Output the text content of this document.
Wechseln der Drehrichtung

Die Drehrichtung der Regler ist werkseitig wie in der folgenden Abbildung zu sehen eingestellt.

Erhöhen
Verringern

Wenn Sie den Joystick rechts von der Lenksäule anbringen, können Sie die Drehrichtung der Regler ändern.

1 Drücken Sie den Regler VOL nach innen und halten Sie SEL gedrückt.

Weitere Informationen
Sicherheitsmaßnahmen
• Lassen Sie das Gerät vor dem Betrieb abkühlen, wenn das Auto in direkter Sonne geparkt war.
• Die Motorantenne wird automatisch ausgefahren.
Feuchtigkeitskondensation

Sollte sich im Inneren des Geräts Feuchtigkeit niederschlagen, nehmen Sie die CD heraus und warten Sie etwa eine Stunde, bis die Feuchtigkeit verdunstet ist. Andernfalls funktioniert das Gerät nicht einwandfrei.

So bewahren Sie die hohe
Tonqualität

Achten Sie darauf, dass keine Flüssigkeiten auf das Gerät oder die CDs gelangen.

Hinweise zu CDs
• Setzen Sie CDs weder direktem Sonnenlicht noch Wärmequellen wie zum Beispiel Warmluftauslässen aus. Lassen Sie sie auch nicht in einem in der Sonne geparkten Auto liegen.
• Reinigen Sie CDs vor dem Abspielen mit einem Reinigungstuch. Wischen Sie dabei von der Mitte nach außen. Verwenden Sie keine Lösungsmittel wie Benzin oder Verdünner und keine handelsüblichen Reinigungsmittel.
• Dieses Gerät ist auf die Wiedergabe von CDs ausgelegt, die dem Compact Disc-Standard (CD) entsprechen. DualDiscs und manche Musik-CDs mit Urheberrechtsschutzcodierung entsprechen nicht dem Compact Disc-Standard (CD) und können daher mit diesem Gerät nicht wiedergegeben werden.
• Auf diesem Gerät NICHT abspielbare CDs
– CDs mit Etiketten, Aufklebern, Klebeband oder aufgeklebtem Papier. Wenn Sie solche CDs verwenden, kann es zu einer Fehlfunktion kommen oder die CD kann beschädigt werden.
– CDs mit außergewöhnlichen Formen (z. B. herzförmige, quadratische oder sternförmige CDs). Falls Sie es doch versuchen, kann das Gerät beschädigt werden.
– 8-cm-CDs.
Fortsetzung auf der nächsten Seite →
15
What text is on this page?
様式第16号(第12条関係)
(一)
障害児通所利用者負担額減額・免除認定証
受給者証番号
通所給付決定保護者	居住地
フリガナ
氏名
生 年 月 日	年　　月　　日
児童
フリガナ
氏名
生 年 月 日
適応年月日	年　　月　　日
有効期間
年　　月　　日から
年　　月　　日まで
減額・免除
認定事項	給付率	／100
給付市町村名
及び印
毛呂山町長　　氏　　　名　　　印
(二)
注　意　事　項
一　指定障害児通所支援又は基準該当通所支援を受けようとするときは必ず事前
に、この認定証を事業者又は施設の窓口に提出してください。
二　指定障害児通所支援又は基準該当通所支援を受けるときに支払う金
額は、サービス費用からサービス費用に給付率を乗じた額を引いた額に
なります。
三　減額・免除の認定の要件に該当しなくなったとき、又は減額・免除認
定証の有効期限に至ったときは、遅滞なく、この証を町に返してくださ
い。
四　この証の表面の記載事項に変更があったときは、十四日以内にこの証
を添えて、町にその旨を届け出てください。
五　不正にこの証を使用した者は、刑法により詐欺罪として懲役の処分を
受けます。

:::

Exercise:
Find the lines above that contain the word "einem" and collect them.

Expected answer:
• Setzen Sie CDs weder direktem Sonnenlicht noch Wärmequellen wie zum Beispiel Warmluftauslässen aus. Lassen Sie sie auch nicht in einem in der Sonne geparkten Auto liegen.
• Reinigen Sie CDs vor dem Abspielen mit einem Reinigungstuch. Wischen Sie dabei von der Mitte nach außen. Verwenden Sie keine Lösungsmittel wie Benzin oder Verdünner und keine handelsüblichen Reinigungsmittel.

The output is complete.